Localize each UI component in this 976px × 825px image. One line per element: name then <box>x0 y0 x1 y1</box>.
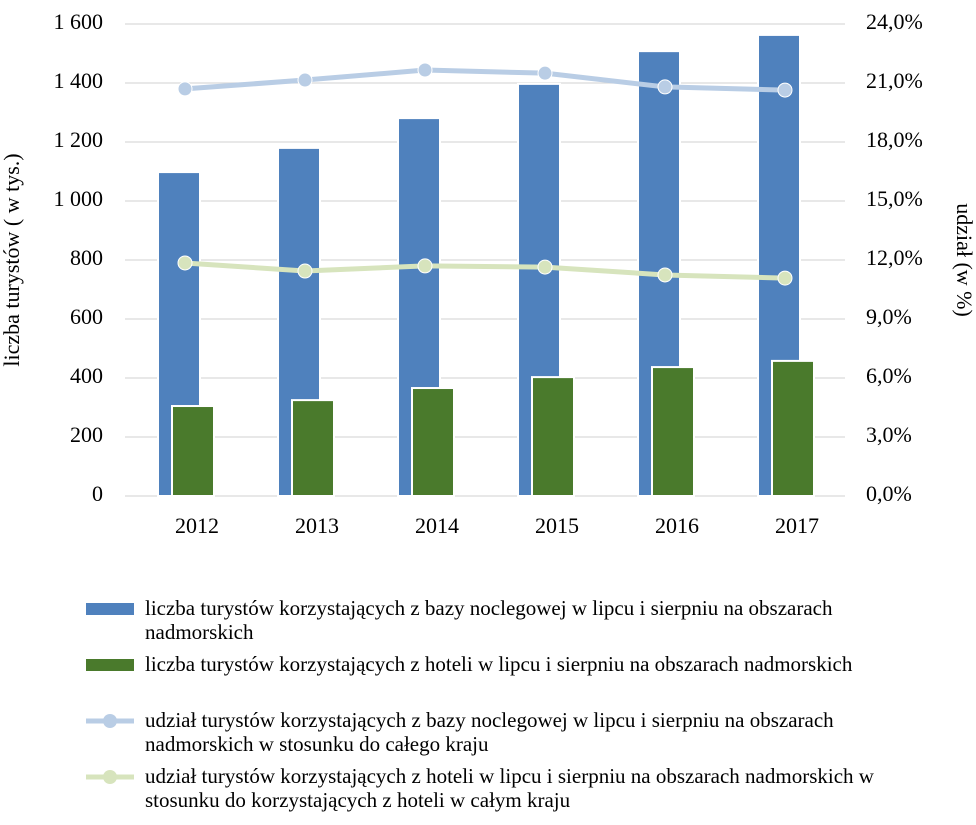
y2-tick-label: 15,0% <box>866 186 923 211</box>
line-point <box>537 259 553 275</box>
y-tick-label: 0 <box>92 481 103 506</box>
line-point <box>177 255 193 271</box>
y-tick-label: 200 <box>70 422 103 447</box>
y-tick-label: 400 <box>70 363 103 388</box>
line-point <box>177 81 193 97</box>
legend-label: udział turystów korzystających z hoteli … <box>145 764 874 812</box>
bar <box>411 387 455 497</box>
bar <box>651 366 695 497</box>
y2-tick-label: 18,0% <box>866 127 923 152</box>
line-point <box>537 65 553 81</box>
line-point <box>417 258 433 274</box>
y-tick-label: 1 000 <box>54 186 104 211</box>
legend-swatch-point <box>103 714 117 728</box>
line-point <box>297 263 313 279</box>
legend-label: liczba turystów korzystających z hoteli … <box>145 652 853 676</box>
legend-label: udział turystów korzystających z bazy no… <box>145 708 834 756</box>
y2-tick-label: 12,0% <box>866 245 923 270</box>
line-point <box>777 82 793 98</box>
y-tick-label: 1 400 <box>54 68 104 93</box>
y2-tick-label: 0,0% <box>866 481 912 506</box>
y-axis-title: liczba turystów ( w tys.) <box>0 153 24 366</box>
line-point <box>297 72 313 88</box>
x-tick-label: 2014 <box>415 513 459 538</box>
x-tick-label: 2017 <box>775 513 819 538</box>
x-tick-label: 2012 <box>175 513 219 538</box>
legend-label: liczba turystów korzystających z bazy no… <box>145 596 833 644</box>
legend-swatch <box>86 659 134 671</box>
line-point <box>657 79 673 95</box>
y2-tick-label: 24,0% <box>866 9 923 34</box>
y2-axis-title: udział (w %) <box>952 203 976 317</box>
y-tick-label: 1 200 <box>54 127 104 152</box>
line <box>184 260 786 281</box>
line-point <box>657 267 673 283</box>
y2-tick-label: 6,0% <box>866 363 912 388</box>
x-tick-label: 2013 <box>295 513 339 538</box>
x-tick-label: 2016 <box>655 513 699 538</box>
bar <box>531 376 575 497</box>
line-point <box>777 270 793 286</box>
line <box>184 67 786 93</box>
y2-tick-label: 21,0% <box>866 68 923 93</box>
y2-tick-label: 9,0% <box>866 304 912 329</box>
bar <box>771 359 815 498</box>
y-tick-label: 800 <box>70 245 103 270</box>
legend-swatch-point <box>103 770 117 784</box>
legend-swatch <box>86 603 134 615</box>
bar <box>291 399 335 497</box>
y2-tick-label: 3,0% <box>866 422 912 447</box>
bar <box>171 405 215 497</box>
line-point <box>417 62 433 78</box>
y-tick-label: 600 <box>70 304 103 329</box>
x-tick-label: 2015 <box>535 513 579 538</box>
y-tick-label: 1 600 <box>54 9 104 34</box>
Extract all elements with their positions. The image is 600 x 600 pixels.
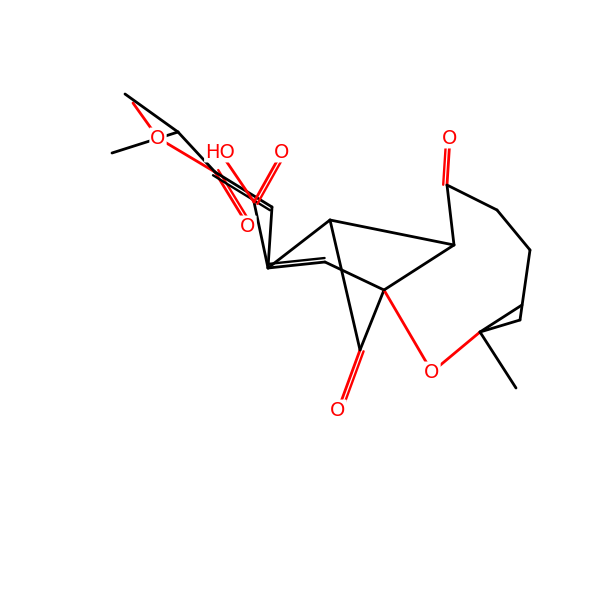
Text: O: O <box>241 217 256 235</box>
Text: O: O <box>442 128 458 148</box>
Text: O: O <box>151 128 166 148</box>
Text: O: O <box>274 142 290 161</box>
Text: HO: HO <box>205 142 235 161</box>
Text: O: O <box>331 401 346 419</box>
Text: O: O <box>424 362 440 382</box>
== == ==
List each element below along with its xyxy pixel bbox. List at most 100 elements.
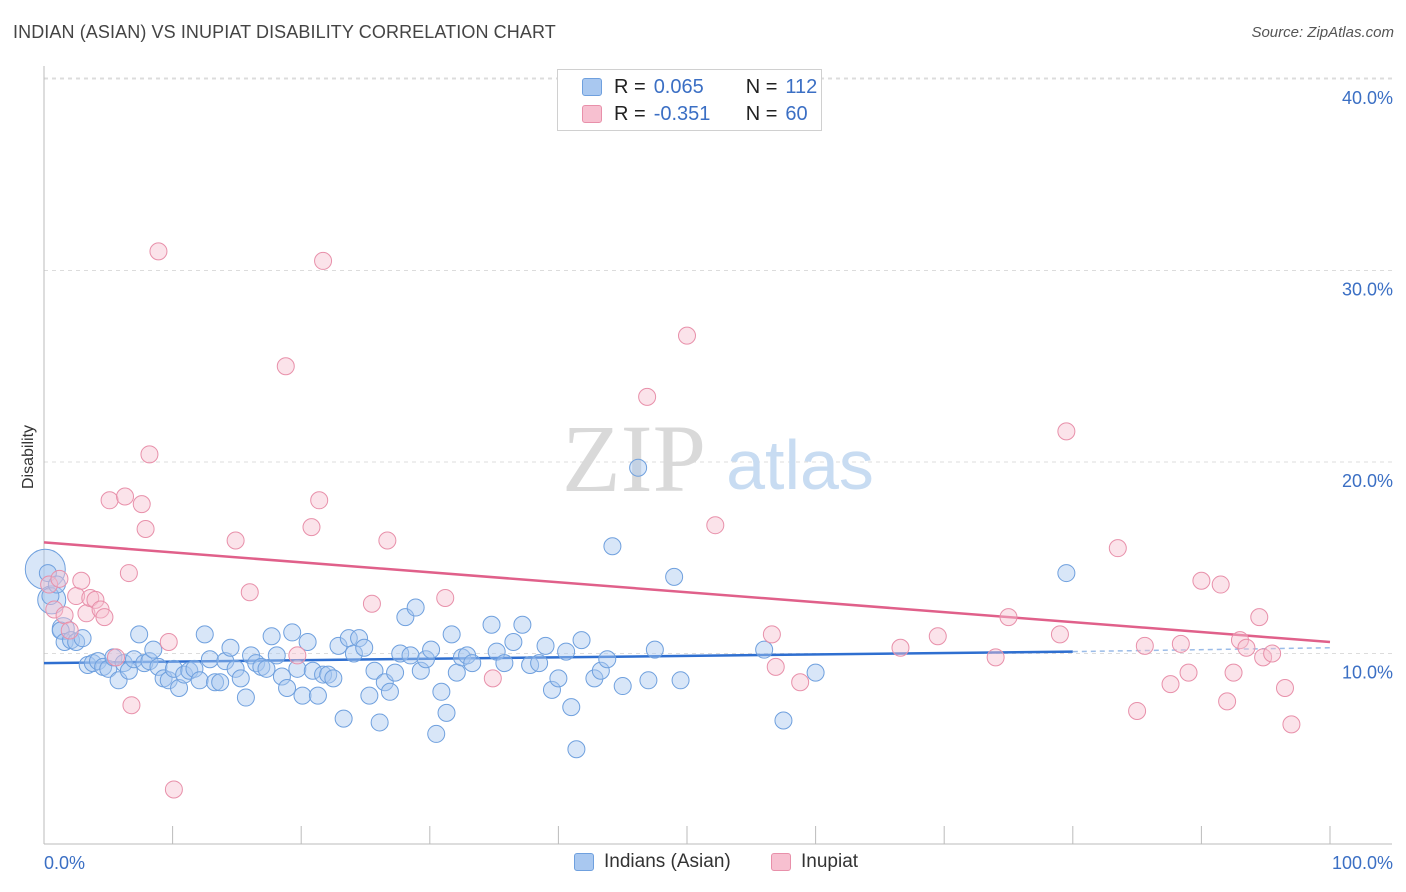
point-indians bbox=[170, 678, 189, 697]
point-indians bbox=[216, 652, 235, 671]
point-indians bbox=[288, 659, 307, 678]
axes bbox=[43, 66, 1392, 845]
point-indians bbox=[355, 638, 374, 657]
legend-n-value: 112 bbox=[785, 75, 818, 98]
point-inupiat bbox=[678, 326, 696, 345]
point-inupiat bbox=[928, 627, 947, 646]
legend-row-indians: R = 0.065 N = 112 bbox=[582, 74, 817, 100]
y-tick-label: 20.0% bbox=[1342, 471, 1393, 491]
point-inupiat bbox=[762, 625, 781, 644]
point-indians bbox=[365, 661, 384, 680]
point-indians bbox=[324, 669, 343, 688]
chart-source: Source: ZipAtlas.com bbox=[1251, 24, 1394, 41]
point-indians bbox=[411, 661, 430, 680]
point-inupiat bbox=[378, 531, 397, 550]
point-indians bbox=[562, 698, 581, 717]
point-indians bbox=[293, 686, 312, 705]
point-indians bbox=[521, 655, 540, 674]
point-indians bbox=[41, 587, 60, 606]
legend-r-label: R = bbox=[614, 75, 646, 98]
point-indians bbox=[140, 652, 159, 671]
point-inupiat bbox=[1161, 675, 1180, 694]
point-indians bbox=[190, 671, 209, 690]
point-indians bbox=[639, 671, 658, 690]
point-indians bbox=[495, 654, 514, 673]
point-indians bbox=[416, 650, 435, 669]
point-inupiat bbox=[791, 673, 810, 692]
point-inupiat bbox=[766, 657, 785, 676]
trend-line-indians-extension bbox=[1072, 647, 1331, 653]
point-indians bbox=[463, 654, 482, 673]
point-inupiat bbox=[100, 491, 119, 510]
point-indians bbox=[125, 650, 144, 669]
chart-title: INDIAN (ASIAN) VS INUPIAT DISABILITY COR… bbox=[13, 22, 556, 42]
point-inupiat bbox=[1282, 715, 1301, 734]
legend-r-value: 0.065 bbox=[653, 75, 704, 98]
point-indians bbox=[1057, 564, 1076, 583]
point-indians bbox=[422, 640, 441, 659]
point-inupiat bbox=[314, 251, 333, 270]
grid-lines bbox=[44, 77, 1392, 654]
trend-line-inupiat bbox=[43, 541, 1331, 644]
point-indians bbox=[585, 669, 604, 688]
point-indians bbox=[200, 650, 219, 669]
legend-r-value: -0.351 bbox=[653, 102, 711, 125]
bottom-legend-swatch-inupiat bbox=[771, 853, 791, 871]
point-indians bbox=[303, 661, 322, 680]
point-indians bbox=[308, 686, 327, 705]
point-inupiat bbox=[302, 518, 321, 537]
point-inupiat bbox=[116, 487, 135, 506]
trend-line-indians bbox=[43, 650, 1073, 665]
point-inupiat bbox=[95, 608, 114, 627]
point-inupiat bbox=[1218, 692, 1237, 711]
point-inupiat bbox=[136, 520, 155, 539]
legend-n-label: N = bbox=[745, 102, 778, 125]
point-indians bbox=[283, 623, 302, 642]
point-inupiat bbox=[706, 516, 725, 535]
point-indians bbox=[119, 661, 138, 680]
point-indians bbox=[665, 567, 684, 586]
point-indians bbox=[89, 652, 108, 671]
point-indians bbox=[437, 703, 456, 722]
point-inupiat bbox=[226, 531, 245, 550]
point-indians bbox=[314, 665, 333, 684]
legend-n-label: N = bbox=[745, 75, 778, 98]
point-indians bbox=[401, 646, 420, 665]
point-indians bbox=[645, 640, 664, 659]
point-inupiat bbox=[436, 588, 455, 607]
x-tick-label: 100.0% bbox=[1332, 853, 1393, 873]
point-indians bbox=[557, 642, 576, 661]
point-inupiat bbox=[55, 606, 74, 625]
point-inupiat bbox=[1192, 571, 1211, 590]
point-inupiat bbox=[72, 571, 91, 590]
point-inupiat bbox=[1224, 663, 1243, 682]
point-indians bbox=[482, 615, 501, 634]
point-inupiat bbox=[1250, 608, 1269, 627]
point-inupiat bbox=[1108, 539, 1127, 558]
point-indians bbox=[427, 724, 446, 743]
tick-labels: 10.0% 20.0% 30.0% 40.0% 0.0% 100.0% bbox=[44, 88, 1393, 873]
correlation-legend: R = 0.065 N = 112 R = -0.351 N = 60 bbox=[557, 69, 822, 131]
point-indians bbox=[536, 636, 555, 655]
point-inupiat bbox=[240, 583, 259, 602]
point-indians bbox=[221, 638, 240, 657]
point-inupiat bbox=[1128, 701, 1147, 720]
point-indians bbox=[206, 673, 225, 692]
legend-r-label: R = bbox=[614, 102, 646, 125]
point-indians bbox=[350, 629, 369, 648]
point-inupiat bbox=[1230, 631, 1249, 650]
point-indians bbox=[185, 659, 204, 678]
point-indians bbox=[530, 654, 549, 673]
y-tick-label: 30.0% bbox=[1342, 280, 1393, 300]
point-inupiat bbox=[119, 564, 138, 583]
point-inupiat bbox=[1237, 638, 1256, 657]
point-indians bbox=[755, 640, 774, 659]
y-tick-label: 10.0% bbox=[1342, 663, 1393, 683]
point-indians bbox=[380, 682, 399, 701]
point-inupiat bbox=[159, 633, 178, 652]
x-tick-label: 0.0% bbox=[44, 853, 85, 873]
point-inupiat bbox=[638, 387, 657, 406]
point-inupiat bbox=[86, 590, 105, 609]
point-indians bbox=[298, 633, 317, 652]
== == ==
TASK DETAILS: Present the lines above as a numbered list, omitting any blank lines, and include only the part that opens with the line containing "point-indians bbox=[170, 678, 189, 697]" and closes with the line containing "point-indians bbox=[190, 671, 209, 690]", both of those lines included.

ANSWER FOR THE TASK:
1. point-indians bbox=[170, 678, 189, 697]
2. point-indians bbox=[216, 652, 235, 671]
3. point-indians bbox=[288, 659, 307, 678]
4. axes bbox=[43, 66, 1392, 845]
5. point-indians bbox=[355, 638, 374, 657]
6. legend-n-value: 112 bbox=[785, 75, 818, 98]
7. point-inupiat bbox=[678, 326, 696, 345]
8. point-inupiat bbox=[928, 627, 947, 646]
9. legend-row-indians: R = 0.065 N = 112 bbox=[582, 74, 817, 100]
10. y-tick-label: 20.0% bbox=[1342, 471, 1393, 491]
11. point-inupiat bbox=[762, 625, 781, 644]
12. point-indians bbox=[365, 661, 384, 680]
13. point-indians bbox=[324, 669, 343, 688]
14. chart-source: Source: ZipAtlas.com bbox=[1251, 24, 1394, 41]
15. point-indians bbox=[411, 661, 430, 680]
16. point-inupiat bbox=[378, 531, 397, 550]
17. point-indians bbox=[562, 698, 581, 717]
18. point-indians bbox=[293, 686, 312, 705]
19. point-indians bbox=[521, 655, 540, 674]
20. point-indians bbox=[41, 587, 60, 606]
21. legend-r-label: R = bbox=[614, 75, 646, 98]
22. point-indians bbox=[140, 652, 159, 671]
23. point-inupiat bbox=[1161, 675, 1180, 694]
24. point-indians bbox=[190, 671, 209, 690]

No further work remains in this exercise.